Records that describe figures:
** Start **
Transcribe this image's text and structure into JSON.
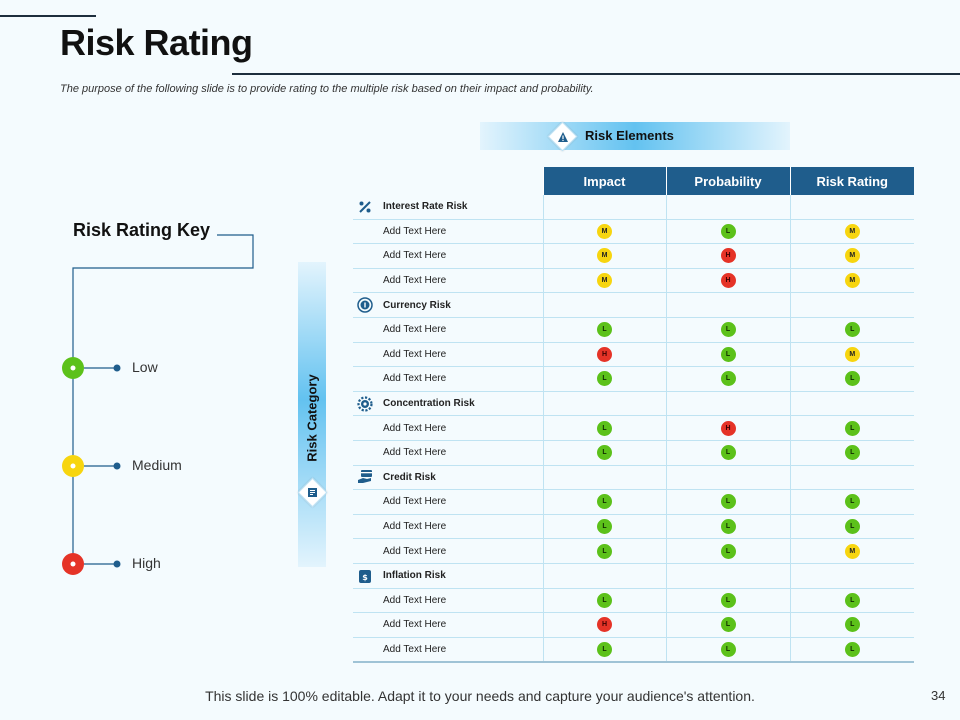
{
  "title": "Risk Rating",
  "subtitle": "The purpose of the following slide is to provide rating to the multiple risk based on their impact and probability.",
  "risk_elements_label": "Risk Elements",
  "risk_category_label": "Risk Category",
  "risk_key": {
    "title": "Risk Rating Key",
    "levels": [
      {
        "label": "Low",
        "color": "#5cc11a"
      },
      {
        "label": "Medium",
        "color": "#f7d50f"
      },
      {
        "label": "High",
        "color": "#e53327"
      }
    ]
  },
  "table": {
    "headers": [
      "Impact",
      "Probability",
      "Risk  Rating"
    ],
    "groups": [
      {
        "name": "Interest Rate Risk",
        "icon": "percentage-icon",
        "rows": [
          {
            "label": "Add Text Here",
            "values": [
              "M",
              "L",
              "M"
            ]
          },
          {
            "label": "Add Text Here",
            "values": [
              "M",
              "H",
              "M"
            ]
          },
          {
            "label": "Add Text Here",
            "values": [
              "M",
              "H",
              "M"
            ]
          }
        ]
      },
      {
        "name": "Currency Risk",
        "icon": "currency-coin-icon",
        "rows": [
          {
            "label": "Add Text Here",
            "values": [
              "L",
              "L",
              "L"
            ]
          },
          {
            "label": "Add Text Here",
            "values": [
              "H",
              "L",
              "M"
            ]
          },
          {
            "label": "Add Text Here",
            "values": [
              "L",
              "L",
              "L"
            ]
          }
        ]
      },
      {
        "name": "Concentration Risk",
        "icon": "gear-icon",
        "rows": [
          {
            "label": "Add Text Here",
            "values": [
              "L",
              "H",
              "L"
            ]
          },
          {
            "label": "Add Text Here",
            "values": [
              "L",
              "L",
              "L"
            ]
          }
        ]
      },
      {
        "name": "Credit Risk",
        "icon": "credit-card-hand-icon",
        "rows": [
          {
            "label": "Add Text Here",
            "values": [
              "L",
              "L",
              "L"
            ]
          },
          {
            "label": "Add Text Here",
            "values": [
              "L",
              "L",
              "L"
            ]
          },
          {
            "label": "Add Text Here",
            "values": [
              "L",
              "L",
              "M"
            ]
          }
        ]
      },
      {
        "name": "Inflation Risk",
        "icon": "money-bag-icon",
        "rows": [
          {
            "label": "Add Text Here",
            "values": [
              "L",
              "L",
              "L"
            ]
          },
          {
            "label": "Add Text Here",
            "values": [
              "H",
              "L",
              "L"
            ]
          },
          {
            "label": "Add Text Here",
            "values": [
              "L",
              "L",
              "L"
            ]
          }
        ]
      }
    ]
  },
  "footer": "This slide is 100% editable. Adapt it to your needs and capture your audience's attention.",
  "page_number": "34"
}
** End **
__WHAT THE TASK ASKS__.
Skip the pictures and print each record exactly as it stands.

__RESULT OF THE TASK__.
Transcribe this image's text and structure into JSON.
{
  "title": "Risk Rating",
  "subtitle": "The purpose of the following slide is to provide rating to the multiple risk based on their impact and probability.",
  "risk_elements_label": "Risk Elements",
  "risk_category_label": "Risk Category",
  "risk_key": {
    "title": "Risk Rating Key",
    "levels": [
      {
        "label": "Low",
        "color": "#5cc11a"
      },
      {
        "label": "Medium",
        "color": "#f7d50f"
      },
      {
        "label": "High",
        "color": "#e53327"
      }
    ]
  },
  "table": {
    "headers": [
      "Impact",
      "Probability",
      "Risk  Rating"
    ],
    "groups": [
      {
        "name": "Interest Rate Risk",
        "icon": "percentage-icon",
        "rows": [
          {
            "label": "Add Text Here",
            "values": [
              "M",
              "L",
              "M"
            ]
          },
          {
            "label": "Add Text Here",
            "values": [
              "M",
              "H",
              "M"
            ]
          },
          {
            "label": "Add Text Here",
            "values": [
              "M",
              "H",
              "M"
            ]
          }
        ]
      },
      {
        "name": "Currency Risk",
        "icon": "currency-coin-icon",
        "rows": [
          {
            "label": "Add Text Here",
            "values": [
              "L",
              "L",
              "L"
            ]
          },
          {
            "label": "Add Text Here",
            "values": [
              "H",
              "L",
              "M"
            ]
          },
          {
            "label": "Add Text Here",
            "values": [
              "L",
              "L",
              "L"
            ]
          }
        ]
      },
      {
        "name": "Concentration Risk",
        "icon": "gear-icon",
        "rows": [
          {
            "label": "Add Text Here",
            "values": [
              "L",
              "H",
              "L"
            ]
          },
          {
            "label": "Add Text Here",
            "values": [
              "L",
              "L",
              "L"
            ]
          }
        ]
      },
      {
        "name": "Credit Risk",
        "icon": "credit-card-hand-icon",
        "rows": [
          {
            "label": "Add Text Here",
            "values": [
              "L",
              "L",
              "L"
            ]
          },
          {
            "label": "Add Text Here",
            "values": [
              "L",
              "L",
              "L"
            ]
          },
          {
            "label": "Add Text Here",
            "values": [
              "L",
              "L",
              "M"
            ]
          }
        ]
      },
      {
        "name": "Inflation Risk",
        "icon": "money-bag-icon",
        "rows": [
          {
            "label": "Add Text Here",
            "values": [
              "L",
              "L",
              "L"
            ]
          },
          {
            "label": "Add Text Here",
            "values": [
              "H",
              "L",
              "L"
            ]
          },
          {
            "label": "Add Text Here",
            "values": [
              "L",
              "L",
              "L"
            ]
          }
        ]
      }
    ]
  },
  "footer": "This slide is 100% editable. Adapt it to your needs and capture your audience's attention.",
  "page_number": "34"
}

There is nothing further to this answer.